§ **Instruction**
Where a line holds "không", copy it.

§ **Dataset extract**

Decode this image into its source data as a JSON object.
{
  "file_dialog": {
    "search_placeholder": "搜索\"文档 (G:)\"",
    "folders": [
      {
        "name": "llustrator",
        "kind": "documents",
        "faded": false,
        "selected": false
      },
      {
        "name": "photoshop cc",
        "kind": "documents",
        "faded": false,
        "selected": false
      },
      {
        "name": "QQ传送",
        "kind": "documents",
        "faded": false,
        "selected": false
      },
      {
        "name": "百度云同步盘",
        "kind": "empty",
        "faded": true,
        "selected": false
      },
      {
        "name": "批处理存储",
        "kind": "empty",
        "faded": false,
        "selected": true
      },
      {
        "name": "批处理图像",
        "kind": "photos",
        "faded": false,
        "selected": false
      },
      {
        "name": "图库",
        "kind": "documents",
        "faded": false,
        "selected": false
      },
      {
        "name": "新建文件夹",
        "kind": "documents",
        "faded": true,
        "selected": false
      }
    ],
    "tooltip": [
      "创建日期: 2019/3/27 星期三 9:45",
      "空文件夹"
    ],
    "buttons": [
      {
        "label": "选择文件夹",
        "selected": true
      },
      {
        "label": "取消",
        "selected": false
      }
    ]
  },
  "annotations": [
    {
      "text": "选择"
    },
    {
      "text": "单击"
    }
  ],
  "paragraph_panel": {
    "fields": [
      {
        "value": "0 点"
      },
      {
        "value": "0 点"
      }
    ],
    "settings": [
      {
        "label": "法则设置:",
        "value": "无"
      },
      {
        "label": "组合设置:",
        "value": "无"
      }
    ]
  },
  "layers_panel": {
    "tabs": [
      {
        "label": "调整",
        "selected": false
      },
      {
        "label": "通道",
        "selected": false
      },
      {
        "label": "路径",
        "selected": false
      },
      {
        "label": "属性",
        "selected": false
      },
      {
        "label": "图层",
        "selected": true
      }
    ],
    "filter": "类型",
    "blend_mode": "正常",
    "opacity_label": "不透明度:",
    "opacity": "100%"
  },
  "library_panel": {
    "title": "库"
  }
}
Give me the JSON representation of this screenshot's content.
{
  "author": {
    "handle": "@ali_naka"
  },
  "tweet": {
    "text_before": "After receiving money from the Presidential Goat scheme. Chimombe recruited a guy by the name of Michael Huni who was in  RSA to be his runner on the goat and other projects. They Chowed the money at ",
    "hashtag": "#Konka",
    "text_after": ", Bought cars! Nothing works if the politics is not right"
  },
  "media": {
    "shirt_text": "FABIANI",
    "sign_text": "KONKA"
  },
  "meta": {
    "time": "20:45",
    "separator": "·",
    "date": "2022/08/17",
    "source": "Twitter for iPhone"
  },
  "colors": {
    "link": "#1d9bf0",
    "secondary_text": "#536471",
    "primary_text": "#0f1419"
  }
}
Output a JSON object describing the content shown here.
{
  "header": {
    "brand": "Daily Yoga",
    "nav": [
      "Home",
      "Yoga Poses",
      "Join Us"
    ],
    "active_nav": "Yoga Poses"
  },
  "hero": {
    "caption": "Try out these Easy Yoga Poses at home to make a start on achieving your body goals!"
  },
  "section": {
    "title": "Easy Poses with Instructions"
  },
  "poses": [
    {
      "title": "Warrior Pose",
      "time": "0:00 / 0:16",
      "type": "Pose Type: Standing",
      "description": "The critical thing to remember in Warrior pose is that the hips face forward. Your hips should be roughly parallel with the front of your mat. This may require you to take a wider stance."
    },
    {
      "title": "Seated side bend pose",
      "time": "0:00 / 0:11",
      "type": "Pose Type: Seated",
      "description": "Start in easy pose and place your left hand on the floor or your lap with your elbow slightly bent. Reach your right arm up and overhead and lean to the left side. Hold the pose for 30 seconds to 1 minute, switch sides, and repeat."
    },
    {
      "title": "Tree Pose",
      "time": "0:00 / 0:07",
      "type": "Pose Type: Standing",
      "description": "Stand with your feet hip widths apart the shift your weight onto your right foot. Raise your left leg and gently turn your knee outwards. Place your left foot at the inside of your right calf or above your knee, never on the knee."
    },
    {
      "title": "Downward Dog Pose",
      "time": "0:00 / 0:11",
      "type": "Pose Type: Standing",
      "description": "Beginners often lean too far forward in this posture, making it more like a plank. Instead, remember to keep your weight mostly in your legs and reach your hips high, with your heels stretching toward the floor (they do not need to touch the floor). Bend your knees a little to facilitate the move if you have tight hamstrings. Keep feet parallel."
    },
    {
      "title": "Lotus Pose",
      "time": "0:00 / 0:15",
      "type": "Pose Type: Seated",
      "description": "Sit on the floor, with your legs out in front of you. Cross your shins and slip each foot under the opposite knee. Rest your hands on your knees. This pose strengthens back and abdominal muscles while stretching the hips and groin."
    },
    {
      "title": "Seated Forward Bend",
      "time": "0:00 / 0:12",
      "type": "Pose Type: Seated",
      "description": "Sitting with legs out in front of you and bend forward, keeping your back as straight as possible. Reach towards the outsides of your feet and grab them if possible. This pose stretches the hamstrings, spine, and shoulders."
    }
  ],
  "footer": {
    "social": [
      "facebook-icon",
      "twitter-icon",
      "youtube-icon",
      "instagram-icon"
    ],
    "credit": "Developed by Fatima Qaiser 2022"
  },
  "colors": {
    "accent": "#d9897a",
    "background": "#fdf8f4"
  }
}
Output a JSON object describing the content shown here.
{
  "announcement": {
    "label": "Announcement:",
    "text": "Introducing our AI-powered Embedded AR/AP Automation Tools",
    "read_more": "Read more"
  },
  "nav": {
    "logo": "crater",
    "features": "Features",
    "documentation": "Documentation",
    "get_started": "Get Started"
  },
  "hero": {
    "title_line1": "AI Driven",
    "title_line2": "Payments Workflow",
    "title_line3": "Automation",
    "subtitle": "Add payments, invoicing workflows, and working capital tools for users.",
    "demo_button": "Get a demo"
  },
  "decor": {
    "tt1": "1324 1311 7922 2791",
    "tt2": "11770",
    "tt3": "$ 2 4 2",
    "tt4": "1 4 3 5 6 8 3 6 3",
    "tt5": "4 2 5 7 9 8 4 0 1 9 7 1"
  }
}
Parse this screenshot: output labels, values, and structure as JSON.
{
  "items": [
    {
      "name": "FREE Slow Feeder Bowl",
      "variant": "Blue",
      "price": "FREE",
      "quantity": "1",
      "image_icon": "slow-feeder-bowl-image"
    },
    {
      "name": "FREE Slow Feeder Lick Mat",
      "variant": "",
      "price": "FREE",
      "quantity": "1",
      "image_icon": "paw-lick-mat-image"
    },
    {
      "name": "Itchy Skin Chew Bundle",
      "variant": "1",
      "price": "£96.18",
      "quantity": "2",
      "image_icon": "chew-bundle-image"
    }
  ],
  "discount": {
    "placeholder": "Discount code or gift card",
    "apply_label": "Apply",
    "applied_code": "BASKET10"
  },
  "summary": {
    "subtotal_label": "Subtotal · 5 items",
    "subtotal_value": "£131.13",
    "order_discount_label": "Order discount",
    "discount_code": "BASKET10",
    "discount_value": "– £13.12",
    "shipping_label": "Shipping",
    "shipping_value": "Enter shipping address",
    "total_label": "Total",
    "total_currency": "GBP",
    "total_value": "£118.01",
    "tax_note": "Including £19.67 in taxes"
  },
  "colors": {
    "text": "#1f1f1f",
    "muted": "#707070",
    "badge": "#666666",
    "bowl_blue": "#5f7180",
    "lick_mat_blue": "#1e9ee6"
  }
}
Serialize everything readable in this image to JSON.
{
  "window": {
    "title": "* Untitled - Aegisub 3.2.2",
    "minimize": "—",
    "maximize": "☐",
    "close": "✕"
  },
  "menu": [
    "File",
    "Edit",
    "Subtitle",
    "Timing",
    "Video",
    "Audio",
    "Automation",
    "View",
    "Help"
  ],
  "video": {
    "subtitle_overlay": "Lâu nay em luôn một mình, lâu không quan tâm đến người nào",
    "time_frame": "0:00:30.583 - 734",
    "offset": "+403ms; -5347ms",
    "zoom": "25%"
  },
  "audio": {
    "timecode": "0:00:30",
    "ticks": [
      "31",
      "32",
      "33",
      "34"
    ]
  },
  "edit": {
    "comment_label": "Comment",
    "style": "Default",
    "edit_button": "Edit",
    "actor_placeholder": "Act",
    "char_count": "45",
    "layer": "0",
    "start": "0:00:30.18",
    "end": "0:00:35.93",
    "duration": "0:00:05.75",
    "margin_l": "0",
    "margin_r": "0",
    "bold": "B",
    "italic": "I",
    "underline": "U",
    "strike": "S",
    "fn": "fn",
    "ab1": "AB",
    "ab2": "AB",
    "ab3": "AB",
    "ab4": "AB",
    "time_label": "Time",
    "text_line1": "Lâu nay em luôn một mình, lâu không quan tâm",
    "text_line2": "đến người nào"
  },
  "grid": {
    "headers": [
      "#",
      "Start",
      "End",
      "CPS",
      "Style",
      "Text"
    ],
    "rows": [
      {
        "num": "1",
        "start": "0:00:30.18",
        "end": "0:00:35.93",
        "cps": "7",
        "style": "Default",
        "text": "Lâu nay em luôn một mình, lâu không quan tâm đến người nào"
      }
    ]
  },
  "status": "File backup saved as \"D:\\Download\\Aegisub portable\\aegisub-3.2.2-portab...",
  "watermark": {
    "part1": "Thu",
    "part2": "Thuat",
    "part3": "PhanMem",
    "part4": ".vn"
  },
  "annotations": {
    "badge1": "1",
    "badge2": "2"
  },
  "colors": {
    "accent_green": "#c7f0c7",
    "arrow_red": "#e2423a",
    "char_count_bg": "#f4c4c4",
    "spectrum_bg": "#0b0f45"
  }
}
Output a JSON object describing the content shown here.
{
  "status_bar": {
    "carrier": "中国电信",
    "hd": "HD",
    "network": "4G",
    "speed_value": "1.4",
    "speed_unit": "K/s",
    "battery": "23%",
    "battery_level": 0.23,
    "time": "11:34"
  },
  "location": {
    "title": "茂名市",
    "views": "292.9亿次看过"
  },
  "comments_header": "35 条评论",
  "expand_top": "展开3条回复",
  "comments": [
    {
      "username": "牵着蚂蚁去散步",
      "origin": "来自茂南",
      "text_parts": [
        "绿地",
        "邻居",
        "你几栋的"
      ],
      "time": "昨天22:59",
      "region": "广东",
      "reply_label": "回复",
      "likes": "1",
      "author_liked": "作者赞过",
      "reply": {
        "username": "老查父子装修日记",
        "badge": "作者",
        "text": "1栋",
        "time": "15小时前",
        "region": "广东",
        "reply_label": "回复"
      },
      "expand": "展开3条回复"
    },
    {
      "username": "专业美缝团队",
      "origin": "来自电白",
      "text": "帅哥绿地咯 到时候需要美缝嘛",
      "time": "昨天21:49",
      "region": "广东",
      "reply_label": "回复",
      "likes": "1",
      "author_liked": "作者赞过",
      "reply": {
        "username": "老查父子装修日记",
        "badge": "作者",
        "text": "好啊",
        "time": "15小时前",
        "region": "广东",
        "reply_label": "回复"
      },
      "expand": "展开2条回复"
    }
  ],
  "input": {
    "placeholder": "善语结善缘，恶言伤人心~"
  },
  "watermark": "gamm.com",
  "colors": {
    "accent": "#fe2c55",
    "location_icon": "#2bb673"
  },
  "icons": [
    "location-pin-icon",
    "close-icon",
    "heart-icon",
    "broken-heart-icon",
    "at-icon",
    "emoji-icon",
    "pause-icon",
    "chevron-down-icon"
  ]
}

§ **Answer to the problem**
    "subtitle_overlay": "Lâu nay em luôn một mình, lâu không quan tâm đến người nào",
    "text_line1": "Lâu nay em luôn một mình, lâu không quan tâm",
        "text": "Lâu nay em luôn một mình, lâu không quan tâm đến người nào"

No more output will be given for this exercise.